# What needs to be done
Would you write out the entries below, every one of them, exactly?

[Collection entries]
════
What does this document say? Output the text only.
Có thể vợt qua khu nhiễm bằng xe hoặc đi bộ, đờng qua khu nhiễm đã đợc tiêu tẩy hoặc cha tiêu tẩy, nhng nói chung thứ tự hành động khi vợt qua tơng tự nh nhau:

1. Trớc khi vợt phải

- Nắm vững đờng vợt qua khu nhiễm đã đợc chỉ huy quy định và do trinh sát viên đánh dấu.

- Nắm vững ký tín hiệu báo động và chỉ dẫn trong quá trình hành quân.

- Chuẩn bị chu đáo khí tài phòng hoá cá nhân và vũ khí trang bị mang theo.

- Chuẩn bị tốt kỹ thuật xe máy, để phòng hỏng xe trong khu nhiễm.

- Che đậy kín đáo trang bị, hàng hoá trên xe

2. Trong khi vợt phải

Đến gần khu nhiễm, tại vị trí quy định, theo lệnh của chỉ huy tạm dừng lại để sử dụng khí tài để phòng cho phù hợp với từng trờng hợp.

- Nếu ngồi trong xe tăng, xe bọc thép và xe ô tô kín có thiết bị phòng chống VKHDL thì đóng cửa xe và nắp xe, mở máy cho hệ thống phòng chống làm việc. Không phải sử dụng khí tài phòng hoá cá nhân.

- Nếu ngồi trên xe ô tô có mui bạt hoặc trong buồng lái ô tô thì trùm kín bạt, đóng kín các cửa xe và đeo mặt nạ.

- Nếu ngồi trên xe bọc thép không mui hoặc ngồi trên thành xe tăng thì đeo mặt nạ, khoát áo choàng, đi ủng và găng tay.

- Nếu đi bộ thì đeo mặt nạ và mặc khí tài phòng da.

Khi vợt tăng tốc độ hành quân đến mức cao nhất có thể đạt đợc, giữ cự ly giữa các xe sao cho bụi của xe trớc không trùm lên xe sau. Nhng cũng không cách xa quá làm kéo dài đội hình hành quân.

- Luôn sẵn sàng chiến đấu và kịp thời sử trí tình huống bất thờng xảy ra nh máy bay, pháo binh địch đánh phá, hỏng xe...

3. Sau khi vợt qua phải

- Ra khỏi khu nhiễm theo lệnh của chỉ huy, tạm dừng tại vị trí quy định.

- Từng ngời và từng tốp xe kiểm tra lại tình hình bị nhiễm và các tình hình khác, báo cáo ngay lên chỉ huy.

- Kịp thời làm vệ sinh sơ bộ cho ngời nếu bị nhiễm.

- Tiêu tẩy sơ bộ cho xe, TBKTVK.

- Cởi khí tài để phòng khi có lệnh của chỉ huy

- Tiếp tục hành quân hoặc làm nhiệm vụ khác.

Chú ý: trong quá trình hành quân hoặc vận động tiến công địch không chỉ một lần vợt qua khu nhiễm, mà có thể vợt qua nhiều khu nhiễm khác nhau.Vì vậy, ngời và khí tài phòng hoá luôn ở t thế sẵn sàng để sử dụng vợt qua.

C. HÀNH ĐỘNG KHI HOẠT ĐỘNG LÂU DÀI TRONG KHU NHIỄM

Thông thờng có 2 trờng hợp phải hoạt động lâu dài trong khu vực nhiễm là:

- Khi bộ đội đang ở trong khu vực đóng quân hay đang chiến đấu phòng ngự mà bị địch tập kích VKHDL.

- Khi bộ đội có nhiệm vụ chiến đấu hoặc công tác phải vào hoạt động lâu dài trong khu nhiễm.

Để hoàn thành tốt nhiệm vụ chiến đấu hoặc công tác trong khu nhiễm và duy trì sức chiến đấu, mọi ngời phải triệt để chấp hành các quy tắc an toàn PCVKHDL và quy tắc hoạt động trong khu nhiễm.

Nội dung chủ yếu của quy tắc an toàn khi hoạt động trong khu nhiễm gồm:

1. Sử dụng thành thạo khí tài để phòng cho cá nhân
════
# Exercise response
What does this document say? Output the text only.
Có thể vợt qua khu nhiễm bằng xe hoặc đi bộ, đờng qua khu nhiễm đã đợc tiêu tẩy hoặc cha tiêu tẩy, nhng nói chung thứ tự hành động khi vợt qua tơng tự nh nhau:

1. Trớc khi vợt phải

- Nắm vững đờng vợt qua khu nhiễm đã đợc chỉ huy quy định và do trinh sát viên đánh dấu.

- Nắm vững ký tín hiệu báo động và chỉ dẫn trong quá trình hành quân.

- Chuẩn bị chu đáo khí tài phòng hoá cá nhân và vũ khí trang bị mang theo.

- Chuẩn bị tốt kỹ thuật xe máy, để phòng hỏng xe trong khu nhiễm.

- Che đậy kín đáo trang bị, hàng hoá trên xe

2. Trong khi vợt phải

Đến gần khu nhiễm, tại vị trí quy định, theo lệnh của chỉ huy tạm dừng lại để sử dụng khí tài để phòng cho phù hợp với từng trờng hợp.

- Nếu ngồi trong xe tăng, xe bọc thép và xe ô tô kín có thiết bị phòng chống VKHDL thì đóng cửa xe và nắp xe, mở máy cho hệ thống phòng chống làm việc. Không phải sử dụng khí tài phòng hoá cá nhân.

- Nếu ngồi trên xe ô tô có mui bạt hoặc trong buồng lái ô tô thì trùm kín bạt, đóng kín các cửa xe và đeo mặt nạ.

- Nếu ngồi trên xe bọc thép không mui hoặc ngồi trên thành xe tăng thì đeo mặt nạ, khoát áo choàng, đi ủng và găng tay.

- Nếu đi bộ thì đeo mặt nạ và mặc khí tài phòng da.

Khi vợt tăng tốc độ hành quân đến mức cao nhất có thể đạt đợc, giữ cự ly giữa các xe sao cho bụi của xe trớc không trùm lên xe sau. Nhng cũng không cách xa quá làm kéo dài đội hình hành quân.

- Luôn sẵn sàng chiến đấu và kịp thời sử trí tình huống bất thờng xảy ra nh máy bay, pháo binh địch đánh phá, hỏng xe...

3. Sau khi vợt qua phải

- Ra khỏi khu nhiễm theo lệnh của chỉ huy, tạm dừng tại vị trí quy định.

- Từng ngời và từng tốp xe kiểm tra lại tình hình bị nhiễm và các tình hình khác, báo cáo ngay lên chỉ huy.

- Kịp thời làm vệ sinh sơ bộ cho ngời nếu bị nhiễm.

- Tiêu tẩy sơ bộ cho xe, TBKTVK.

- Cởi khí tài để phòng khi có lệnh của chỉ huy

- Tiếp tục hành quân hoặc làm nhiệm vụ khác.

Chú ý: trong quá trình hành quân hoặc vận động tiến công địch không chỉ một lần vợt qua khu nhiễm, mà có thể vợt qua nhiều khu nhiễm khác nhau.Vì vậy, ngời và khí tài phòng hoá luôn ở t thế sẵn sàng để sử dụng vợt qua.

C. HÀNH ĐỘNG KHI HOẠT ĐỘNG LÂU DÀI TRONG KHU NHIỄM

Thông thờng có 2 trờng hợp phải hoạt động lâu dài trong khu vực nhiễm là:

- Khi bộ đội đang ở trong khu vực đóng quân hay đang chiến đấu phòng ngự mà bị địch tập kích VKHDL.

- Khi bộ đội có nhiệm vụ chiến đấu hoặc công tác phải vào hoạt động lâu dài trong khu nhiễm.

Để hoàn thành tốt nhiệm vụ chiến đấu hoặc công tác trong khu nhiễm và duy trì sức chiến đấu, mọi ngời phải triệt để chấp hành các quy tắc an toàn PCVKHDL và quy tắc hoạt động trong khu nhiễm.

Nội dung chủ yếu của quy tắc an toàn khi hoạt động trong khu nhiễm gồm:

1. Sử dụng thành thạo khí tài để phòng cho cá nhân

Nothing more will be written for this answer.